* **RECORDS SUPPLIED**
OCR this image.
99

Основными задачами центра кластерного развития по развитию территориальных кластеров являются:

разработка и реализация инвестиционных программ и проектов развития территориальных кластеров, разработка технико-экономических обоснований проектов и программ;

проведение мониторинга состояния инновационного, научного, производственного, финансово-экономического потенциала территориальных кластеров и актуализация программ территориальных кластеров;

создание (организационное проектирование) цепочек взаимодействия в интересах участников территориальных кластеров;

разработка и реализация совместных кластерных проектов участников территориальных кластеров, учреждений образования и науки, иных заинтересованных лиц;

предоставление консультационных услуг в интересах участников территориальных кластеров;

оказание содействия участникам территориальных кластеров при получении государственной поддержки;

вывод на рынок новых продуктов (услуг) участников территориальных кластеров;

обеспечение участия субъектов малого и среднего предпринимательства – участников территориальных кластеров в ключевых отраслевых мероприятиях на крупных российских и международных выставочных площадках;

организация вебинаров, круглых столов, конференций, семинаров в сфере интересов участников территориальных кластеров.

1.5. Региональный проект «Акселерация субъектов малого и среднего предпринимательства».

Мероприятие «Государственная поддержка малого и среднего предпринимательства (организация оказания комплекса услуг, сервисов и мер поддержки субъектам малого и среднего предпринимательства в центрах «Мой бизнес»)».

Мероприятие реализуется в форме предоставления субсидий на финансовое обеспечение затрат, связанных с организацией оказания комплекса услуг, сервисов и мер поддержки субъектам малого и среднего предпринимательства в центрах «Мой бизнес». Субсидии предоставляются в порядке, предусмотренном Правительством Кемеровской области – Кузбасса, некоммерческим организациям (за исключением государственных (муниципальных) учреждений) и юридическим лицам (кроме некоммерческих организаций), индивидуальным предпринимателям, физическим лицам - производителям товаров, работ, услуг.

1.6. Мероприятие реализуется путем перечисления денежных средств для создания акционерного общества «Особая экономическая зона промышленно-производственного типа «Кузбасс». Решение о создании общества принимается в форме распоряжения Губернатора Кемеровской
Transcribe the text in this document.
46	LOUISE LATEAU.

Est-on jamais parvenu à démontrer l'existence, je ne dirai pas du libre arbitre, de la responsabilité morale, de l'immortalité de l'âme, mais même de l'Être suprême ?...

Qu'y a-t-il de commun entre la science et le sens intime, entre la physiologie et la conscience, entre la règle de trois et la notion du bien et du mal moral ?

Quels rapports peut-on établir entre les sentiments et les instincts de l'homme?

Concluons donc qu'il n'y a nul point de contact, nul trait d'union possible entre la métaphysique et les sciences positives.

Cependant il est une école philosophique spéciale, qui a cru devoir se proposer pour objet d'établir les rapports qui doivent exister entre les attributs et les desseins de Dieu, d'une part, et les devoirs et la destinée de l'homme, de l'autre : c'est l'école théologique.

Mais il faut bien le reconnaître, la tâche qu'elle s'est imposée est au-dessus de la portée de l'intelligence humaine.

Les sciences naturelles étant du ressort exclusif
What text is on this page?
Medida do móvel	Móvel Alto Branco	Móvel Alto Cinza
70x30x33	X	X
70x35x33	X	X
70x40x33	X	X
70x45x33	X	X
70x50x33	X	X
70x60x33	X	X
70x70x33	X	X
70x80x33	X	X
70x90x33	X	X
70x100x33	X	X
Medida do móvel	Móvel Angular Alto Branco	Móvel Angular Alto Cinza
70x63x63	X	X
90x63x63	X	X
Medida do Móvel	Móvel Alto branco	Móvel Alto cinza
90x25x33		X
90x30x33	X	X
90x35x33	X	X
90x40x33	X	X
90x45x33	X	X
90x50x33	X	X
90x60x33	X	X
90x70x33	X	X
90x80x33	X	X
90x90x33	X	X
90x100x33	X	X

...

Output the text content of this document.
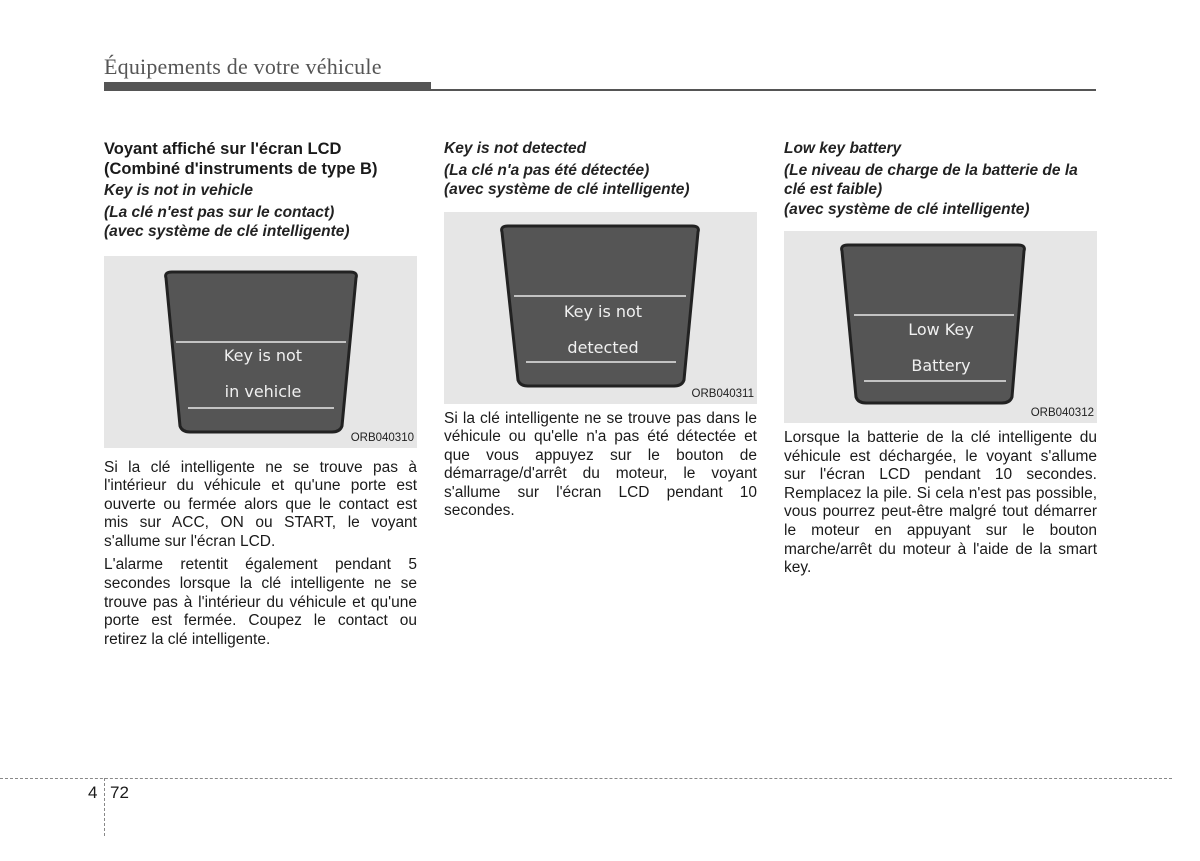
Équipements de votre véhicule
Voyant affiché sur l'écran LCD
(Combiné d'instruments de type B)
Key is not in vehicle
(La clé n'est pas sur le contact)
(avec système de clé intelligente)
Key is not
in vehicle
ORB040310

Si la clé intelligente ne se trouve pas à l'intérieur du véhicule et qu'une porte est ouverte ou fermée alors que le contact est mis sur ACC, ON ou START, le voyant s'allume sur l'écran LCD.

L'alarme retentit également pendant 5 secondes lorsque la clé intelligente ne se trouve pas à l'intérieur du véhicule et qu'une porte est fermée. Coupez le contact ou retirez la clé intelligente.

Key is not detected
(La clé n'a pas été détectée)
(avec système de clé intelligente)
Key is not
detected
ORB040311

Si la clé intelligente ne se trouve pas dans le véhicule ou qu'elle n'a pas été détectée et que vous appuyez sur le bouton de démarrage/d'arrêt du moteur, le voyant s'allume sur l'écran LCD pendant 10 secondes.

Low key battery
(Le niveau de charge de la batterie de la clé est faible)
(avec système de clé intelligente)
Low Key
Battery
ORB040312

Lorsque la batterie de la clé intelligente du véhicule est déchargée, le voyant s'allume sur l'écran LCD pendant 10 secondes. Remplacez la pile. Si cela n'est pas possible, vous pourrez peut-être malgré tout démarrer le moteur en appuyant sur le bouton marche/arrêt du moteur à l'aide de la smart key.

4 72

* **AIM OF THE EXERCISE**
Show the lines of the records that contain the word "arrêt".

* **THE SOLUTION**
Si la clé intelligente ne se trouve pas dans le véhicule ou qu'elle n'a pas été détectée et que vous appuyez sur le bouton de démarrage/d'arrêt du moteur, le voyant s'allume sur l'écran LCD pendant 10 secondes.
Lorsque la batterie de la clé intelligente du véhicule est déchargée, le voyant s'allume sur l'écran LCD pendant 10 secondes. Remplacez la pile. Si cela n'est pas possible, vous pourrez peut-être malgré tout démarrer le moteur en appuyant sur le bouton marche/arrêt du moteur à l'aide de la smart key.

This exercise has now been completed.